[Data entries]
--- START ---

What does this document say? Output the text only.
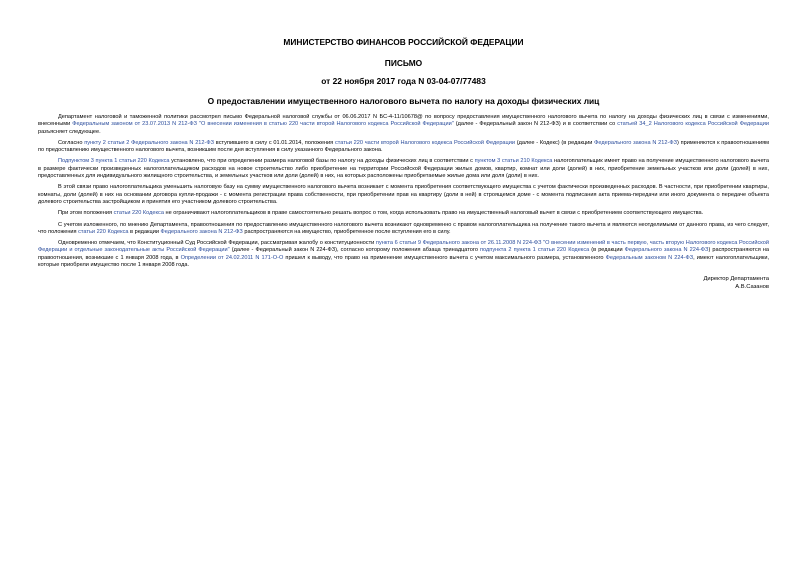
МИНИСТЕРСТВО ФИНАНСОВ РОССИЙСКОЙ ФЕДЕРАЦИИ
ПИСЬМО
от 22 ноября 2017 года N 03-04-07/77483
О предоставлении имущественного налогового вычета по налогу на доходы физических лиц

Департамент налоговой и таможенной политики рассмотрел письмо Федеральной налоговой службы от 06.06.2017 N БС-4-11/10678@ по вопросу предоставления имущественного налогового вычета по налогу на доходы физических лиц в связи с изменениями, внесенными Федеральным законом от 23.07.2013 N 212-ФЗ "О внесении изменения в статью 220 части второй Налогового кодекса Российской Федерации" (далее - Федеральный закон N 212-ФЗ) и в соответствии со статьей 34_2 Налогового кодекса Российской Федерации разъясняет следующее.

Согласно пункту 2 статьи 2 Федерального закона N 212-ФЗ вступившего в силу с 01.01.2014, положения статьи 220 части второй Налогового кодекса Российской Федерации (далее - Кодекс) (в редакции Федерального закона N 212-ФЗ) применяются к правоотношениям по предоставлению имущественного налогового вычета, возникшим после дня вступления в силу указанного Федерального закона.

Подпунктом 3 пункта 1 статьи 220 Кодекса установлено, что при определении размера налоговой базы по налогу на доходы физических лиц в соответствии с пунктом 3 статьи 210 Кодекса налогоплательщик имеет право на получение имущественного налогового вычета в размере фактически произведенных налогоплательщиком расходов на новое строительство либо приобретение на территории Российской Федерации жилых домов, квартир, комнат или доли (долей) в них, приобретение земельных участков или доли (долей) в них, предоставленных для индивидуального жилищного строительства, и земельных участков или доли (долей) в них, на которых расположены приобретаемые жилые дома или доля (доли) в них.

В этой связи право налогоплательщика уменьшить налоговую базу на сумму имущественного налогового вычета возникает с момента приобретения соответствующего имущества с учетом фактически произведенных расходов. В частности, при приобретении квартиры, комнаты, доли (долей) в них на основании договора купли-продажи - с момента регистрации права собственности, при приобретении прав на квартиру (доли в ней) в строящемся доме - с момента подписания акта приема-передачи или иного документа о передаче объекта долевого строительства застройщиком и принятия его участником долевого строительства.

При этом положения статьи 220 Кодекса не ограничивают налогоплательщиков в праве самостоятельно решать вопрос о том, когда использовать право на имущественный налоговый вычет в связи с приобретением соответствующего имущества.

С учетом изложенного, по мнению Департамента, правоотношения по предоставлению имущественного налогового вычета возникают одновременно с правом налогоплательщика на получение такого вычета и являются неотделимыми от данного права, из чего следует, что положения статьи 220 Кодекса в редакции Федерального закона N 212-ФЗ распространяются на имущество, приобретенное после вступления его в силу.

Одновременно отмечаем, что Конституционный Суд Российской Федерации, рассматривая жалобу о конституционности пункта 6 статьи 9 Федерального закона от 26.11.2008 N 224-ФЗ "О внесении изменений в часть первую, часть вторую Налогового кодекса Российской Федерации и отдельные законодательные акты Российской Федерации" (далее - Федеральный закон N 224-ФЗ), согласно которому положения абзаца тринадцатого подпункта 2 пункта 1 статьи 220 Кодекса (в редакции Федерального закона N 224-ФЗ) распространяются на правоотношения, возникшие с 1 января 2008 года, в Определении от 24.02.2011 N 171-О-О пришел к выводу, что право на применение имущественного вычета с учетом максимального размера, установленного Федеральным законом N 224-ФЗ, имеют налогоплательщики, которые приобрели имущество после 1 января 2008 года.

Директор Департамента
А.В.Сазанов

--- END ---

#### Direction
State the number of lines in these entries that include the string "года". Provide nothing beyond that number.

#### Task response
2